** What you should do **
Work out how many lines in the listing below include the word "this". Give nothing but the number.

============================================================

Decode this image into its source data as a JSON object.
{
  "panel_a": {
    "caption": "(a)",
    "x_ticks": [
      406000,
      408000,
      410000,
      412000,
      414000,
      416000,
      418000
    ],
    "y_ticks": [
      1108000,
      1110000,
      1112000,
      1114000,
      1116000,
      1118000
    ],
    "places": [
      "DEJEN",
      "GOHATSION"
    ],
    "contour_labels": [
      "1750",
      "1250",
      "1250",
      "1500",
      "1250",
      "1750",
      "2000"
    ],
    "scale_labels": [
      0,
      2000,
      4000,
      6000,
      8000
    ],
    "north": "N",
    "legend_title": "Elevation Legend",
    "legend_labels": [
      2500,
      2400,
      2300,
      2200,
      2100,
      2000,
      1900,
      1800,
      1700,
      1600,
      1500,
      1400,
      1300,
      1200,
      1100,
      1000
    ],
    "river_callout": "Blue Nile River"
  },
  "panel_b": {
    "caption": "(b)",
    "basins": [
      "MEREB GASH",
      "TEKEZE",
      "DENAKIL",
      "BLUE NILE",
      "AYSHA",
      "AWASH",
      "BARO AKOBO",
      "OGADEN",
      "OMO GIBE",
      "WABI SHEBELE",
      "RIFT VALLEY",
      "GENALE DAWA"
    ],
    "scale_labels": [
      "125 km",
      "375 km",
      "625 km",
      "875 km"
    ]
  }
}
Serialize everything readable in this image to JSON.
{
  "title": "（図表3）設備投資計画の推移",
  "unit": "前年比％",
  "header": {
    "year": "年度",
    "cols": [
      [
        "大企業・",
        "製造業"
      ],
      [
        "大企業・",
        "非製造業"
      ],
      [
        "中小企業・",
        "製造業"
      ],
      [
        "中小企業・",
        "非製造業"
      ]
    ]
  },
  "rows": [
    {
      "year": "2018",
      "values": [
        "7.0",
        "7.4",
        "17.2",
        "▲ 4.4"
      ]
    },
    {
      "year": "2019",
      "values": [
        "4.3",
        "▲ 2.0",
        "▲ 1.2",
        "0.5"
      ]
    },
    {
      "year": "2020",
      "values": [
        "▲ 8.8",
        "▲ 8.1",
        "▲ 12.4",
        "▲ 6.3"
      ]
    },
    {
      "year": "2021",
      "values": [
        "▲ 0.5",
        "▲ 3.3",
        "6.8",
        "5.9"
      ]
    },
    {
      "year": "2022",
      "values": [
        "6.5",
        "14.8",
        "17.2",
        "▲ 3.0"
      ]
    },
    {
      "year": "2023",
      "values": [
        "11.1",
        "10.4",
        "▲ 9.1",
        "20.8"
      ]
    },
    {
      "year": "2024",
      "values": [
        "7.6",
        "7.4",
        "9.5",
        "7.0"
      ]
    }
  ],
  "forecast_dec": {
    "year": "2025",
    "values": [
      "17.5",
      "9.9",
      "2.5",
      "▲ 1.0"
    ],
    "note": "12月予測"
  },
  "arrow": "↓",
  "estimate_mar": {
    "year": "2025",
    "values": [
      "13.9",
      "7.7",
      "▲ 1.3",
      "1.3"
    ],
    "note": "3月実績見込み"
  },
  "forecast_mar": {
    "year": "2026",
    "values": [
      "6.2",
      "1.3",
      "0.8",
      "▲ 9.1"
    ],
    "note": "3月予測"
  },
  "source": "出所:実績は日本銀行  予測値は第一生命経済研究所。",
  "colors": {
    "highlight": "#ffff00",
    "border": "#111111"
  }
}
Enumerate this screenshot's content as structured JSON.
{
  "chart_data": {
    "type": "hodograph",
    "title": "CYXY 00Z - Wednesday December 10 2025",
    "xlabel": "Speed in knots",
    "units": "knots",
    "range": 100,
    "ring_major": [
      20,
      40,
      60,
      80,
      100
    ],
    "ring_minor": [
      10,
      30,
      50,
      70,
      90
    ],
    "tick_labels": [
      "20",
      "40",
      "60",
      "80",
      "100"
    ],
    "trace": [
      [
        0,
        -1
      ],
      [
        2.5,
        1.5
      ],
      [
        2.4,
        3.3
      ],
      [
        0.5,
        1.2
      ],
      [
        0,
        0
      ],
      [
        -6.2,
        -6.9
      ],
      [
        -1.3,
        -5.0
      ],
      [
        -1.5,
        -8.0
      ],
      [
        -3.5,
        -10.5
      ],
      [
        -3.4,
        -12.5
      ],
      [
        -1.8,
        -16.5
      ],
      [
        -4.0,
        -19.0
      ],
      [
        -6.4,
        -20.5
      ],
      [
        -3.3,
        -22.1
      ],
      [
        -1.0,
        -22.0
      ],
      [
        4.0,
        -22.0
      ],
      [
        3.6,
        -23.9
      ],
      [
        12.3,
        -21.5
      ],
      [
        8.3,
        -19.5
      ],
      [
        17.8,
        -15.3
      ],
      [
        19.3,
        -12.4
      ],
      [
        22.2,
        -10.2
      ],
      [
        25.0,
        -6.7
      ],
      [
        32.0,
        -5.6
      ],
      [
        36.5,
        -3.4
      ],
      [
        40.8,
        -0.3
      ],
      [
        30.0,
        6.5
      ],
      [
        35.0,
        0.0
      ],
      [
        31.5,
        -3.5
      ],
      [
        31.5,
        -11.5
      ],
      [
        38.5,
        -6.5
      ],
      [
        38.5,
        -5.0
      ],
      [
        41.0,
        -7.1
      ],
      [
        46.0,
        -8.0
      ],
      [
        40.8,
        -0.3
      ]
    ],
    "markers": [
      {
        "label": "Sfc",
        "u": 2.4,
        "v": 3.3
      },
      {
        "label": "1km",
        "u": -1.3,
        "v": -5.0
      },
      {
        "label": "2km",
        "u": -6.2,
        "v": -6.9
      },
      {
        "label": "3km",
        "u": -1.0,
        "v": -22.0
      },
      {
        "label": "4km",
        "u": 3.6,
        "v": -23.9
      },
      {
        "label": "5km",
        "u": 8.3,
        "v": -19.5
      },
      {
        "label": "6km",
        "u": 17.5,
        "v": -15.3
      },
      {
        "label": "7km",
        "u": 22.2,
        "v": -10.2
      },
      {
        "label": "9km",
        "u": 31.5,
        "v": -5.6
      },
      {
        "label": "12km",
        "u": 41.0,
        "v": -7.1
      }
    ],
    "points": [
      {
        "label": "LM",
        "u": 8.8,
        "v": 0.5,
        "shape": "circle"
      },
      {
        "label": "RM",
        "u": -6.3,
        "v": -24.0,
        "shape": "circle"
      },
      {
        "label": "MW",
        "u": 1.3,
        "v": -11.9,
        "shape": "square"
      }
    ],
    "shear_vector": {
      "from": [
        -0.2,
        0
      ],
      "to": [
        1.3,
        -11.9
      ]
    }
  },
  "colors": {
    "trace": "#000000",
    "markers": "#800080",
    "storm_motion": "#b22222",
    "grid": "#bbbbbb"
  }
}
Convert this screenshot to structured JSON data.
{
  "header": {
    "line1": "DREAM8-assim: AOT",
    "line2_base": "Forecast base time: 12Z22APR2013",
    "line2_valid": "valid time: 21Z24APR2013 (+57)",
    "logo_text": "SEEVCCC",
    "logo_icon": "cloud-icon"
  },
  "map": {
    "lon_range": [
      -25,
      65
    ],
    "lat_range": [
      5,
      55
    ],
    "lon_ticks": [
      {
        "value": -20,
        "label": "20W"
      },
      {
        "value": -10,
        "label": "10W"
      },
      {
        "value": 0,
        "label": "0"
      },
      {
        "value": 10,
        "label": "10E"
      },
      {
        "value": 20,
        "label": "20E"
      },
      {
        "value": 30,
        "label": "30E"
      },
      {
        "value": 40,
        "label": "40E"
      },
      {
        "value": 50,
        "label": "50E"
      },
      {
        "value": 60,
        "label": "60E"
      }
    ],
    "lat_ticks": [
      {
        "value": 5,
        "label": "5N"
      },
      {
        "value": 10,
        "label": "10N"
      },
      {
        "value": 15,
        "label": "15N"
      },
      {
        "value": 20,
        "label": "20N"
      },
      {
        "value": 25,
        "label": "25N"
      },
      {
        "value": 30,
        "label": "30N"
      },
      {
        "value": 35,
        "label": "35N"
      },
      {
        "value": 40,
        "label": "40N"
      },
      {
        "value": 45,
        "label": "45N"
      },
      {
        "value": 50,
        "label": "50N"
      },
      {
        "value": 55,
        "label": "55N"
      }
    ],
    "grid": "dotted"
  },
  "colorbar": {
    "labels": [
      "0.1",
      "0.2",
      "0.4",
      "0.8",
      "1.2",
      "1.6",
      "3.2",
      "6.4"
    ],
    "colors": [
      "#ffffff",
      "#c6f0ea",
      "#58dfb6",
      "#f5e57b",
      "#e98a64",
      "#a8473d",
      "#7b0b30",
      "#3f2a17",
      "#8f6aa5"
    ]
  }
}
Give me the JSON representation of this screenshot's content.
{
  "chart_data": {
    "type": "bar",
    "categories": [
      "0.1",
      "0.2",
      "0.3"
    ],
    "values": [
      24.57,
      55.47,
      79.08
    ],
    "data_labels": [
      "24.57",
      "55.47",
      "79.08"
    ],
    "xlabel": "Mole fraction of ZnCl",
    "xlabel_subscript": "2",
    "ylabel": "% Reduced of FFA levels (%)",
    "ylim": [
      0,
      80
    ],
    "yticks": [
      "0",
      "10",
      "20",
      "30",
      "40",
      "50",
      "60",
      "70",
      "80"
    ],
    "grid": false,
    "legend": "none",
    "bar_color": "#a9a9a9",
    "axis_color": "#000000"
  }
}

============================================================

** Solution **
5